Exercise:
Pictures do not belong in your copy. Repeat all the other data exactly.

-- START Supplied data --

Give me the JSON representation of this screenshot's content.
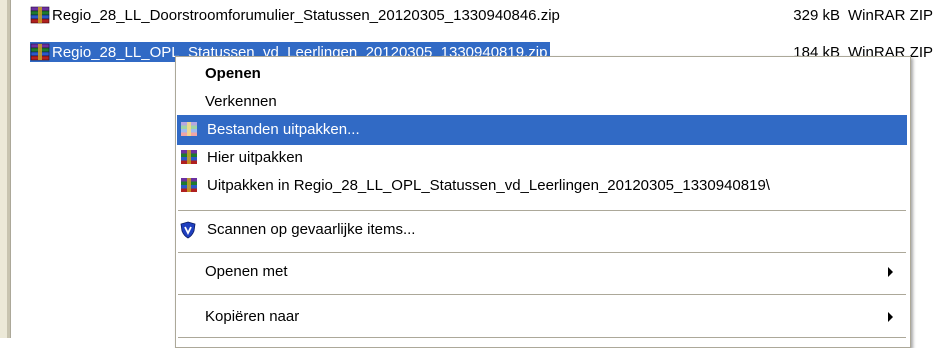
{
  "files": [
    {
      "name": "Regio_28_LL_Doorstroomforumulier_Statussen_20120305_1330940846.zip",
      "size": "329 kB",
      "type": "WinRAR ZIP",
      "selected": false
    },
    {
      "name": "Regio_28_LL_OPL_Statussen_vd_Leerlingen_20120305_1330940819.zip",
      "size": "184 kB",
      "type": "WinRAR ZIP",
      "selected": true
    }
  ],
  "context_menu": {
    "items": [
      {
        "label": "Openen",
        "icon": null,
        "bold": true
      },
      {
        "label": "Verkennen",
        "icon": null
      },
      {
        "label": "Bestanden uitpakken...",
        "icon": "winrar-extract-icon",
        "highlighted": true
      },
      {
        "label": "Hier uitpakken",
        "icon": "winrar-icon"
      },
      {
        "label": "Uitpakken in Regio_28_LL_OPL_Statussen_vd_Leerlingen_20120305_1330940819\\",
        "icon": "winrar-icon"
      },
      {
        "label": "Scannen op gevaarlijke items...",
        "icon": "shield-icon"
      },
      {
        "label": "Openen met",
        "icon": null,
        "submenu": true
      },
      {
        "label": "Kopiëren naar",
        "icon": null,
        "submenu": true
      }
    ]
  },
  "colors": {
    "selection": "#316ac5",
    "menu_border": "#aca899",
    "shield": "#1f3fbf"
  }
}
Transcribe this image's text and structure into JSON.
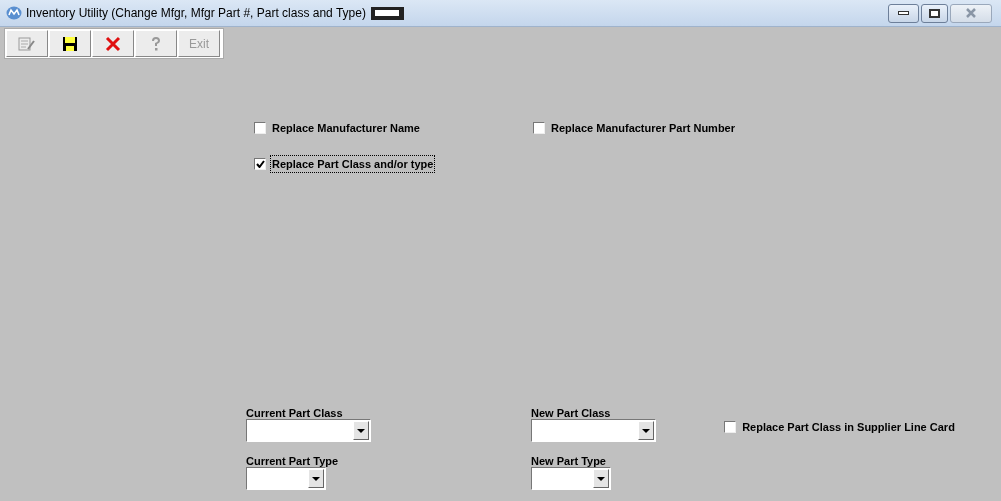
{
  "window": {
    "title": "Inventory Utility (Change Mfgr, Mfgr Part #, Part class and Type)"
  },
  "toolbar": [
    {
      "kind": "edit",
      "disabled": true
    },
    {
      "kind": "save",
      "disabled": false
    },
    {
      "kind": "delete",
      "disabled": false
    },
    {
      "kind": "help",
      "disabled": true
    },
    {
      "kind": "exit",
      "label": "Exit",
      "disabled": true
    }
  ],
  "options": [
    {
      "label": "Replace Manufacturer Name",
      "checked": false,
      "focused": false
    },
    {
      "label": "Replace Manufacturer Part Number",
      "checked": false,
      "focused": false
    },
    {
      "label": "Replace Part Class and/or type",
      "checked": true,
      "focused": true
    }
  ],
  "part_fields": [
    {
      "label": "Current Part Class"
    },
    {
      "label": "New Part Class"
    },
    {
      "label": "Current Part Type"
    },
    {
      "label": "New Part Type"
    }
  ],
  "supplier_option": {
    "label": "Replace Part Class in Supplier Line Card",
    "checked": false
  }
}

-- END Supplied data --

Written response:
Give me the JSON representation of this screenshot's content.
{
  "files": [
    {
      "name": "Regio_28_LL_Doorstroomforumulier_Statussen_20120305_1330940846.zip",
      "size": "329 kB",
      "type": "WinRAR ZIP",
      "selected": false
    },
    {
      "name": "Regio_28_LL_OPL_Statussen_vd_Leerlingen_20120305_1330940819.zip",
      "size": "184 kB",
      "type": "WinRAR ZIP",
      "selected": true
    }
  ],
  "context_menu": {
    "items": [
      {
        "label": "Openen",
        "icon": null,
        "bold": true
      },
      {
        "label": "Verkennen",
        "icon": null
      },
      {
        "label": "Bestanden uitpakken...",
        "icon": "winrar-extract-icon",
        "highlighted": true
      },
      {
        "label": "Hier uitpakken",
        "icon": "winrar-icon"
      },
      {
        "label": "Uitpakken in Regio_28_LL_OPL_Statussen_vd_Leerlingen_20120305_1330940819\\",
        "icon": "winrar-icon"
      },
      {
        "label": "Scannen op gevaarlijke items...",
        "icon": "shield-icon"
      },
      {
        "label": "Openen met",
        "icon": null,
        "submenu": true
      },
      {
        "label": "Kopiëren naar",
        "icon": null,
        "submenu": true
      }
    ]
  },
  "colors": {
    "selection": "#316ac5",
    "menu_border": "#aca899",
    "shield": "#1f3fbf"
  }
}
Transcribe this image's text and structure into JSON.
{
  "window": {
    "title": "Inventory Utility (Change Mfgr, Mfgr Part #, Part class and Type)"
  },
  "toolbar": [
    {
      "kind": "edit",
      "disabled": true
    },
    {
      "kind": "save",
      "disabled": false
    },
    {
      "kind": "delete",
      "disabled": false
    },
    {
      "kind": "help",
      "disabled": true
    },
    {
      "kind": "exit",
      "label": "Exit",
      "disabled": true
    }
  ],
  "options": [
    {
      "label": "Replace Manufacturer Name",
      "checked": false,
      "focused": false
    },
    {
      "label": "Replace Manufacturer Part Number",
      "checked": false,
      "focused": false
    },
    {
      "label": "Replace Part Class and/or type",
      "checked": true,
      "focused": true
    }
  ],
  "part_fields": [
    {
      "label": "Current Part Class"
    },
    {
      "label": "New Part Class"
    },
    {
      "label": "Current Part Type"
    },
    {
      "label": "New Part Type"
    }
  ],
  "supplier_option": {
    "label": "Replace Part Class in Supplier Line Card",
    "checked": false
  }
}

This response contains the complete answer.